- DO THIS -
Below are the records. Gather each line that holds "aanpassen".

───── AVAILABLE RECORDS ─────

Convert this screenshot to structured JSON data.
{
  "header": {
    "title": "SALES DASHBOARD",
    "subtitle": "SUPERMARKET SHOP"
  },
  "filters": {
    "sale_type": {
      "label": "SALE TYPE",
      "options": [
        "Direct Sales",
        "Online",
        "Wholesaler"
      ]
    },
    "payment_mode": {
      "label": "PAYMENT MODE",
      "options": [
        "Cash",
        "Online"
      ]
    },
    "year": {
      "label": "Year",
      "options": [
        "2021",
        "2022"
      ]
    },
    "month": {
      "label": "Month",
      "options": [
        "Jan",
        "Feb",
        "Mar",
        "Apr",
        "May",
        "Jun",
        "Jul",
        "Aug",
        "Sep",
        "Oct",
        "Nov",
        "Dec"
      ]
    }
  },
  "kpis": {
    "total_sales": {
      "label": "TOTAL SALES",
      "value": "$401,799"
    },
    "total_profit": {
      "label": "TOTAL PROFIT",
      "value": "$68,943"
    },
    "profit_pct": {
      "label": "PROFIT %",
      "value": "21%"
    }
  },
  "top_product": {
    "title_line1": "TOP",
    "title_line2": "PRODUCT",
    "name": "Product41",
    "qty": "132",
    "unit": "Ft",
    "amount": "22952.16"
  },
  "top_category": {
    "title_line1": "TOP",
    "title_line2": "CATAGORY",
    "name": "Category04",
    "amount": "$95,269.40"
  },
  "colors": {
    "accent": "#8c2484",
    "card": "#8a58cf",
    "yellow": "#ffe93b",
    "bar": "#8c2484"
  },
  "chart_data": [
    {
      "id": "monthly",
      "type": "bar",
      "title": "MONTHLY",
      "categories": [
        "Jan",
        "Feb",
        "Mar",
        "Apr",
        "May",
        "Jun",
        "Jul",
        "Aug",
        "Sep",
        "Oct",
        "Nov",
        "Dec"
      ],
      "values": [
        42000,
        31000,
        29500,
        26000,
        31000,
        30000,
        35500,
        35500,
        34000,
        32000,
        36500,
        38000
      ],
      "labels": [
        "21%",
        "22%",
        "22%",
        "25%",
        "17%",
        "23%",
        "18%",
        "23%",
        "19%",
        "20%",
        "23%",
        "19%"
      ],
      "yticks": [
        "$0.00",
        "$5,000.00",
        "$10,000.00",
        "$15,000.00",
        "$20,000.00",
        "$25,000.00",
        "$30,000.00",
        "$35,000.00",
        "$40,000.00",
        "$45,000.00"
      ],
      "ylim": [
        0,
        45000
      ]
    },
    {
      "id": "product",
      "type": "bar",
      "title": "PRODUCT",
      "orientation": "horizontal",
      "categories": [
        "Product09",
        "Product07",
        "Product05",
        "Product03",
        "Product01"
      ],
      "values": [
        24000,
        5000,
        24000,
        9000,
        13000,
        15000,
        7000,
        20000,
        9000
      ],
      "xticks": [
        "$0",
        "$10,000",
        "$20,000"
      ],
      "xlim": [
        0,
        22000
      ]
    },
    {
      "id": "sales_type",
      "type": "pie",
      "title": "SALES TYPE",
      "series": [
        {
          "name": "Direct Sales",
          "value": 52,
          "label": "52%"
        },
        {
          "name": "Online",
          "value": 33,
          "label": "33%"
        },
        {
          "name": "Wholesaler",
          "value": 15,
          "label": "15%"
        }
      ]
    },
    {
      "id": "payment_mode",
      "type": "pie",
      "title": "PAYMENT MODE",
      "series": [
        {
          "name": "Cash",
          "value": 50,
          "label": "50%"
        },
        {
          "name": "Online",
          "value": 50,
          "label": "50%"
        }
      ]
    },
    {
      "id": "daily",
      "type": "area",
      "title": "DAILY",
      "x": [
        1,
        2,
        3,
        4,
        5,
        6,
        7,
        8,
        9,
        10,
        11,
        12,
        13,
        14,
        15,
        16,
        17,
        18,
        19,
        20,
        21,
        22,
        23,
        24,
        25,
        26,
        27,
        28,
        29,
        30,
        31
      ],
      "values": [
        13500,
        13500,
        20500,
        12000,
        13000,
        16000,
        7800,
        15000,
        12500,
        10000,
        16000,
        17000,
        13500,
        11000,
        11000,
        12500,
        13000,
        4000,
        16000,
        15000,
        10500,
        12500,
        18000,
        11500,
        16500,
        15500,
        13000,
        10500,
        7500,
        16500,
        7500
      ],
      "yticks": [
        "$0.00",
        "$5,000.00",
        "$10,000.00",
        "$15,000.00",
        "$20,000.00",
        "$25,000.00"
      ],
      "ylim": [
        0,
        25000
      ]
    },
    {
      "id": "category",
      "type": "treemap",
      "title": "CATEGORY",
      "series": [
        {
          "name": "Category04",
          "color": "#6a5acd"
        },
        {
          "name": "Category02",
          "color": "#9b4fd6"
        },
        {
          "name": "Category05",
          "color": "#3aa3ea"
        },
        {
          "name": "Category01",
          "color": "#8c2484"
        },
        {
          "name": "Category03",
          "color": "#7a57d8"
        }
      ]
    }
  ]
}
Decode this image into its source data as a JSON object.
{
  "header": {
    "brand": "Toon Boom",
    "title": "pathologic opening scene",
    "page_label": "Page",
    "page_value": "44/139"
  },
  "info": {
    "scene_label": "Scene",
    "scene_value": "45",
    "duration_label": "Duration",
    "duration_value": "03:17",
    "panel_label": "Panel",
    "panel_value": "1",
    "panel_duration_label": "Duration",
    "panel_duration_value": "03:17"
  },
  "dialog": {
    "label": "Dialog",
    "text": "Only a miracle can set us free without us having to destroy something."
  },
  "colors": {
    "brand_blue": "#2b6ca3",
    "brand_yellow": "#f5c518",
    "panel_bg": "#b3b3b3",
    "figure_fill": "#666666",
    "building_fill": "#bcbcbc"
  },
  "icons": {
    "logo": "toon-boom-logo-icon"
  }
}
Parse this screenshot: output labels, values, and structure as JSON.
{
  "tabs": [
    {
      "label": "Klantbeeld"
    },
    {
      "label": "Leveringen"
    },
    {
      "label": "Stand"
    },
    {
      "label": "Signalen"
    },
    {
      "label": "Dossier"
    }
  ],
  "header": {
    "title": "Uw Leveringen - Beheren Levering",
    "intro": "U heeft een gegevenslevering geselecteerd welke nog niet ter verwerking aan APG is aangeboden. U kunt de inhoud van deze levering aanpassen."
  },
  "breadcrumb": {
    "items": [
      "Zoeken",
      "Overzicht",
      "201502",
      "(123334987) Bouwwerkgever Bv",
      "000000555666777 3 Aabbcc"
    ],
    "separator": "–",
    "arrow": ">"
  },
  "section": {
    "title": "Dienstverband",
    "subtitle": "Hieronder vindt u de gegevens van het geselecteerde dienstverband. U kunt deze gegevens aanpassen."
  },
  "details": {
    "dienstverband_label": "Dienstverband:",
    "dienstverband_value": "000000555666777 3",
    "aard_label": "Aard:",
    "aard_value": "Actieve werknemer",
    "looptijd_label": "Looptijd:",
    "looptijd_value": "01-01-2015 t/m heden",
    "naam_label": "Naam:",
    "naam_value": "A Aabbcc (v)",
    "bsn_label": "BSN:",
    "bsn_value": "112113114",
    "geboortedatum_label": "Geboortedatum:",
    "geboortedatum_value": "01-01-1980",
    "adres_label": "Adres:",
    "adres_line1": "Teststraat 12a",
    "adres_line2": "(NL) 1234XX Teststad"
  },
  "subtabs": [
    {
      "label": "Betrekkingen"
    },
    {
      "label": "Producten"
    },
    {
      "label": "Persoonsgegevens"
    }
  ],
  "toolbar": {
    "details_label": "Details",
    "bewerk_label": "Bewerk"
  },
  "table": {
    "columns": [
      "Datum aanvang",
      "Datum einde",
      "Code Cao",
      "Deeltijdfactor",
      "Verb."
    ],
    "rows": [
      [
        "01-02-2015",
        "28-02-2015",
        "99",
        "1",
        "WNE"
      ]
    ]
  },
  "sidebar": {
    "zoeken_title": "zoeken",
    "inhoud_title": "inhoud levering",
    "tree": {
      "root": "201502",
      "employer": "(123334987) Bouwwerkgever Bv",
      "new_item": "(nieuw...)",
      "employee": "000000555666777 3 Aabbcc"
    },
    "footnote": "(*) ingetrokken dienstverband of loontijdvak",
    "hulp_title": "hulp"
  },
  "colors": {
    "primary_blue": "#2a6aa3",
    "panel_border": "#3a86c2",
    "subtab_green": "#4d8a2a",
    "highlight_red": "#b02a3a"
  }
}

─────

- THE OUTPUT -
    "intro": "U heeft een gegevenslevering geselecteerd welke nog niet ter verwerking aan APG is aangeboden. U kunt de inhoud van deze levering aanpassen."
    "subtitle": "Hieronder vindt u de gegevens van het geselecteerde dienstverband. U kunt deze gegevens aanpassen."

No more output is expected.